#### Problem description:
Write out all of the rows below, copying every line character for character with no changes.

Region annotation records:

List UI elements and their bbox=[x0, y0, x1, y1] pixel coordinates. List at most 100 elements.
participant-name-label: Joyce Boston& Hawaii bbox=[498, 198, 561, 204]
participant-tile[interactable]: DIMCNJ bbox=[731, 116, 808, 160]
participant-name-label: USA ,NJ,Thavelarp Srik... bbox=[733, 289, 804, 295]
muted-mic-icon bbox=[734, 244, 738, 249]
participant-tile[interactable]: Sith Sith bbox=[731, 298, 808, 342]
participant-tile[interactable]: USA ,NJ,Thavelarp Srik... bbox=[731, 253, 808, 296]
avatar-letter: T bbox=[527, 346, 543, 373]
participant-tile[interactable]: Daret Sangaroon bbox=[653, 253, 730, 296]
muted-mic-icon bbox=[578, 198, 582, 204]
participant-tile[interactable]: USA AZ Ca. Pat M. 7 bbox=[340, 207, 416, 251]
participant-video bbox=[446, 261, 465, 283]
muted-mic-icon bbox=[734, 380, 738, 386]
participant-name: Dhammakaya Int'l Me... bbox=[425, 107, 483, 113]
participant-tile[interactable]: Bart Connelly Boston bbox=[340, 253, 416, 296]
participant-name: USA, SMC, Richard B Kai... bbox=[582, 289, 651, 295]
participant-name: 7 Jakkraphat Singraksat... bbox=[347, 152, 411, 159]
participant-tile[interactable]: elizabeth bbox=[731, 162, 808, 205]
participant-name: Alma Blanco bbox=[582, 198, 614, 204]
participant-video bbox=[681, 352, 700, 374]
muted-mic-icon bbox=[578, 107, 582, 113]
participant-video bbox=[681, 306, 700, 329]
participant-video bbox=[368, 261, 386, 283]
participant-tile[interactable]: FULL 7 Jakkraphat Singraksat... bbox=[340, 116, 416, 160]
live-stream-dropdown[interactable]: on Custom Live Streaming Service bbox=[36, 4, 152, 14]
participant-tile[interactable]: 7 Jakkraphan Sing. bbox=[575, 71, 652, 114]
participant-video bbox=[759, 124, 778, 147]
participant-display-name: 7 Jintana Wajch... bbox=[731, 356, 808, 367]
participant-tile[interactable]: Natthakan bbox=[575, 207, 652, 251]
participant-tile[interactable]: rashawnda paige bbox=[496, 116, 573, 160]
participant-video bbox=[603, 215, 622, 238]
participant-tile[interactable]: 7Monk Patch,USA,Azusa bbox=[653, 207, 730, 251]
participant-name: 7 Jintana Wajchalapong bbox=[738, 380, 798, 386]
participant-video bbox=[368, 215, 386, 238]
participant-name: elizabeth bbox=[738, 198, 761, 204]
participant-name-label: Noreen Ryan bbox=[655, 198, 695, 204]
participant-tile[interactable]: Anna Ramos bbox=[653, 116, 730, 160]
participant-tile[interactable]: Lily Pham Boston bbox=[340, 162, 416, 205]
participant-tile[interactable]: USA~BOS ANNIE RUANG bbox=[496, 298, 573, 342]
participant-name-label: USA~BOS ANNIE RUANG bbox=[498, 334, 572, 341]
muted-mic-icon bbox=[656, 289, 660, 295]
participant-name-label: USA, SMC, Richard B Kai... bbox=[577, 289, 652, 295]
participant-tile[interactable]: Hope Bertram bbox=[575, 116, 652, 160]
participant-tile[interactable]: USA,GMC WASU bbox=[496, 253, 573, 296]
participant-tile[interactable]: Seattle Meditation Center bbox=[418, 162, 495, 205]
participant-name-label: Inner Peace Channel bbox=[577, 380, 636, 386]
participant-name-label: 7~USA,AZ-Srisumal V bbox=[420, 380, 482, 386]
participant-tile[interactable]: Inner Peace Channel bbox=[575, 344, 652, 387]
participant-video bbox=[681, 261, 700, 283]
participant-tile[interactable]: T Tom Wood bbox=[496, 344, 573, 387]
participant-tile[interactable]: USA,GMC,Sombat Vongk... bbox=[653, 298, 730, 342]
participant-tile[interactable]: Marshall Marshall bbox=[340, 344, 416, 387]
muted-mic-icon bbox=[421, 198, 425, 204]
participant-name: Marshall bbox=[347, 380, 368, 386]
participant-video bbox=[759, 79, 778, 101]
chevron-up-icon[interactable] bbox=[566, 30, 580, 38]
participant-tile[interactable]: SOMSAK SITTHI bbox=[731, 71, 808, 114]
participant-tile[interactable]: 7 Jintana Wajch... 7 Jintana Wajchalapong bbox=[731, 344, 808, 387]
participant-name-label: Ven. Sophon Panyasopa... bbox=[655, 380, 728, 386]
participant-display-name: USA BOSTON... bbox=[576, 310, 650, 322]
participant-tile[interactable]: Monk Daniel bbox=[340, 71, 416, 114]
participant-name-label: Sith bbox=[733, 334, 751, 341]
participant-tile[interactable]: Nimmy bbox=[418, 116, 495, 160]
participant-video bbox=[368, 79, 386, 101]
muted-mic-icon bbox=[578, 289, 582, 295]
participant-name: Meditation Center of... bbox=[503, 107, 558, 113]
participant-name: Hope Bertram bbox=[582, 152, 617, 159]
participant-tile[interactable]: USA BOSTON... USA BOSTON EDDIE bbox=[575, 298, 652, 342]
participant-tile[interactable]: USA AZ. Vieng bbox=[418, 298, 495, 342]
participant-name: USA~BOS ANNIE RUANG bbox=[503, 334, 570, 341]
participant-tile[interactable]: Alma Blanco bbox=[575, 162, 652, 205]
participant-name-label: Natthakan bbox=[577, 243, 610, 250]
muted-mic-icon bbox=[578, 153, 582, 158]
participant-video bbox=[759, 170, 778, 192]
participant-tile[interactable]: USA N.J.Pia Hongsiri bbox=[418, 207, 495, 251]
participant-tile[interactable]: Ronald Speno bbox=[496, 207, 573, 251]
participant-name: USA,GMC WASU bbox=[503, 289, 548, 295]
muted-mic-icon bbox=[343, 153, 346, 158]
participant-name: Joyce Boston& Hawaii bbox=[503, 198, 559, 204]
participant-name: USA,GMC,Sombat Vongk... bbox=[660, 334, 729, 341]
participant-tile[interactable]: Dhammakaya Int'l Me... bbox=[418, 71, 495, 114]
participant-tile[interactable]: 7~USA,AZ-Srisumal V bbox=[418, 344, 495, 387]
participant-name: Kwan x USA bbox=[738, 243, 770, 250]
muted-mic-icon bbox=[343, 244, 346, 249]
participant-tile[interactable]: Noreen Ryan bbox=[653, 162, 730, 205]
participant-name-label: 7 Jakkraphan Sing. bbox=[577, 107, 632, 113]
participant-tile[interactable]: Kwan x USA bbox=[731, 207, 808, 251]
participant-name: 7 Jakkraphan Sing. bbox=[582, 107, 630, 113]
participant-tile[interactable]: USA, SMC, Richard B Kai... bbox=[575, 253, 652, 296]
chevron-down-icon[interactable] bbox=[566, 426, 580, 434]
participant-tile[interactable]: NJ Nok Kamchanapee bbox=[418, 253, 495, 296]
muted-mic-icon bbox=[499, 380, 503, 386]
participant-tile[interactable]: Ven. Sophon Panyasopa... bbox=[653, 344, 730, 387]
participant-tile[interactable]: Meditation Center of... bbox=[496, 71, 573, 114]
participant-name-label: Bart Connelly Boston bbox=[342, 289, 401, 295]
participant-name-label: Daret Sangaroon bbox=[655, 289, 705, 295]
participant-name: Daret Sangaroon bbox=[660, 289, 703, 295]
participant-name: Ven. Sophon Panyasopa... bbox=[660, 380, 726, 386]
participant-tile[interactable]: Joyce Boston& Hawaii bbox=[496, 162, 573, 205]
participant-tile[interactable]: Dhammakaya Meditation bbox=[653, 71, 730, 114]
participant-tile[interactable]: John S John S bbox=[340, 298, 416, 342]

#### Response:
List UI elements and their bbox=[x0, y0, x1, y1] pixel coordinates. List at most 100 elements.
participant-name-label: Joyce Boston& Hawaii bbox=[498, 198, 561, 204]
participant-tile[interactable]: DIMCNJ bbox=[731, 116, 808, 160]
participant-name-label: USA ,NJ,Thavelarp Srik... bbox=[733, 289, 804, 295]
muted-mic-icon bbox=[734, 244, 738, 249]
participant-tile[interactable]: Sith Sith bbox=[731, 298, 808, 342]
participant-tile[interactable]: USA ,NJ,Thavelarp Srik... bbox=[731, 253, 808, 296]
avatar-letter: T bbox=[527, 346, 543, 373]
participant-tile[interactable]: Daret Sangaroon bbox=[653, 253, 730, 296]
muted-mic-icon bbox=[578, 198, 582, 204]
participant-tile[interactable]: USA AZ Ca. Pat M. 7 bbox=[340, 207, 416, 251]
participant-video bbox=[446, 261, 465, 283]
muted-mic-icon bbox=[734, 380, 738, 386]
participant-name: Dhammakaya Int'l Me... bbox=[425, 107, 483, 113]
participant-tile[interactable]: Bart Connelly Boston bbox=[340, 253, 416, 296]
participant-name: USA, SMC, Richard B Kai... bbox=[582, 289, 651, 295]
participant-name: 7 Jakkraphat Singraksat... bbox=[347, 152, 411, 159]
participant-tile[interactable]: elizabeth bbox=[731, 162, 808, 205]
participant-name: Alma Blanco bbox=[582, 198, 614, 204]
participant-video bbox=[681, 352, 700, 374]
muted-mic-icon bbox=[578, 107, 582, 113]
participant-video bbox=[681, 306, 700, 329]
participant-video bbox=[368, 261, 386, 283]
participant-tile[interactable]: FULL 7 Jakkraphat Singraksat... bbox=[340, 116, 416, 160]
live-stream-dropdown[interactable]: on Custom Live Streaming Service bbox=[36, 4, 152, 14]
participant-tile[interactable]: 7 Jakkraphan Sing. bbox=[575, 71, 652, 114]
participant-video bbox=[759, 124, 778, 147]
participant-display-name: 7 Jintana Wajch... bbox=[731, 356, 808, 367]
participant-tile[interactable]: Natthakan bbox=[575, 207, 652, 251]
participant-tile[interactable]: rashawnda paige bbox=[496, 116, 573, 160]
participant-video bbox=[603, 215, 622, 238]
participant-tile[interactable]: 7Monk Patch,USA,Azusa bbox=[653, 207, 730, 251]
participant-name: 7 Jintana Wajchalapong bbox=[738, 380, 798, 386]
participant-video bbox=[368, 215, 386, 238]
participant-name: elizabeth bbox=[738, 198, 761, 204]
participant-name-label: Noreen Ryan bbox=[655, 198, 695, 204]
participant-tile[interactable]: Anna Ramos bbox=[653, 116, 730, 160]
participant-tile[interactable]: Lily Pham Boston bbox=[340, 162, 416, 205]
participant-tile[interactable]: USA~BOS ANNIE RUANG bbox=[496, 298, 573, 342]
participant-name-label: USA~BOS ANNIE RUANG bbox=[498, 334, 572, 341]
muted-mic-icon bbox=[656, 289, 660, 295]
participant-name-label: USA, SMC, Richard B Kai... bbox=[577, 289, 652, 295]
participant-tile[interactable]: Hope Bertram bbox=[575, 116, 652, 160]
participant-tile[interactable]: USA,GMC WASU bbox=[496, 253, 573, 296]
participant-tile[interactable]: Seattle Meditation Center bbox=[418, 162, 495, 205]
participant-name-label: Inner Peace Channel bbox=[577, 380, 636, 386]
participant-name-label: 7~USA,AZ-Srisumal V bbox=[420, 380, 482, 386]
participant-tile[interactable]: Inner Peace Channel bbox=[575, 344, 652, 387]
participant-video bbox=[681, 261, 700, 283]
participant-tile[interactable]: T Tom Wood bbox=[496, 344, 573, 387]
participant-tile[interactable]: USA,GMC,Sombat Vongk... bbox=[653, 298, 730, 342]
participant-tile[interactable]: Marshall Marshall bbox=[340, 344, 416, 387]
muted-mic-icon bbox=[421, 198, 425, 204]
participant-name: Marshall bbox=[347, 380, 368, 386]
participant-video bbox=[759, 79, 778, 101]
chevron-up-icon[interactable] bbox=[566, 30, 580, 38]
participant-tile[interactable]: SOMSAK SITTHI bbox=[731, 71, 808, 114]
participant-tile[interactable]: 7 Jintana Wajch... 7 Jintana Wajchalapong bbox=[731, 344, 808, 387]
participant-name-label: Ven. Sophon Panyasopa... bbox=[655, 380, 728, 386]
participant-display-name: USA BOSTON... bbox=[576, 310, 650, 322]
participant-tile[interactable]: Monk Daniel bbox=[340, 71, 416, 114]
participant-name-label: Sith bbox=[733, 334, 751, 341]
participant-tile[interactable]: Nimmy bbox=[418, 116, 495, 160]
participant-video bbox=[368, 79, 386, 101]
muted-mic-icon bbox=[578, 289, 582, 295]
participant-name: Meditation Center of... bbox=[503, 107, 558, 113]
participant-name: Hope Bertram bbox=[582, 152, 617, 159]
participant-tile[interactable]: USA BOSTON... USA BOSTON EDDIE bbox=[575, 298, 652, 342]
participant-tile[interactable]: USA AZ. Vieng bbox=[418, 298, 495, 342]
participant-name: USA~BOS ANNIE RUANG bbox=[503, 334, 570, 341]
participant-tile[interactable]: Alma Blanco bbox=[575, 162, 652, 205]
participant-name-label: Natthakan bbox=[577, 243, 610, 250]
muted-mic-icon bbox=[578, 153, 582, 158]
participant-video bbox=[759, 170, 778, 192]
participant-tile[interactable]: USA N.J.Pia Hongsiri bbox=[418, 207, 495, 251]
participant-tile[interactable]: Ronald Speno bbox=[496, 207, 573, 251]
participant-name: USA,GMC WASU bbox=[503, 289, 548, 295]
muted-mic-icon bbox=[343, 153, 346, 158]
participant-name: Joyce Boston& Hawaii bbox=[503, 198, 559, 204]
participant-name: USA,GMC,Sombat Vongk... bbox=[660, 334, 729, 341]
participant-tile[interactable]: Dhammakaya Int'l Me... bbox=[418, 71, 495, 114]
participant-tile[interactable]: 7~USA,AZ-Srisumal V bbox=[418, 344, 495, 387]
participant-name: Kwan x USA bbox=[738, 243, 770, 250]
muted-mic-icon bbox=[343, 244, 346, 249]
participant-tile[interactable]: Noreen Ryan bbox=[653, 162, 730, 205]
participant-name-label: 7 Jakkraphan Sing. bbox=[577, 107, 632, 113]
participant-tile[interactable]: Kwan x USA bbox=[731, 207, 808, 251]
participant-name: 7 Jakkraphan Sing. bbox=[582, 107, 630, 113]
participant-tile[interactable]: USA, SMC, Richard B Kai... bbox=[575, 253, 652, 296]
chevron-down-icon[interactable] bbox=[566, 426, 580, 434]
participant-tile[interactable]: NJ Nok Kamchanapee bbox=[418, 253, 495, 296]
muted-mic-icon bbox=[499, 380, 503, 386]
participant-tile[interactable]: Ven. Sophon Panyasopa... bbox=[653, 344, 730, 387]
participant-tile[interactable]: Meditation Center of... bbox=[496, 71, 573, 114]
participant-name-label: Bart Connelly Boston bbox=[342, 289, 401, 295]
participant-name-label: Daret Sangaroon bbox=[655, 289, 705, 295]
participant-name: Daret Sangaroon bbox=[660, 289, 703, 295]
participant-name: Ven. Sophon Panyasopa... bbox=[660, 380, 726, 386]
participant-tile[interactable]: Joyce Boston& Hawaii bbox=[496, 162, 573, 205]
participant-tile[interactable]: Dhammakaya Meditation bbox=[653, 71, 730, 114]
participant-tile[interactable]: John S John S bbox=[340, 298, 416, 342]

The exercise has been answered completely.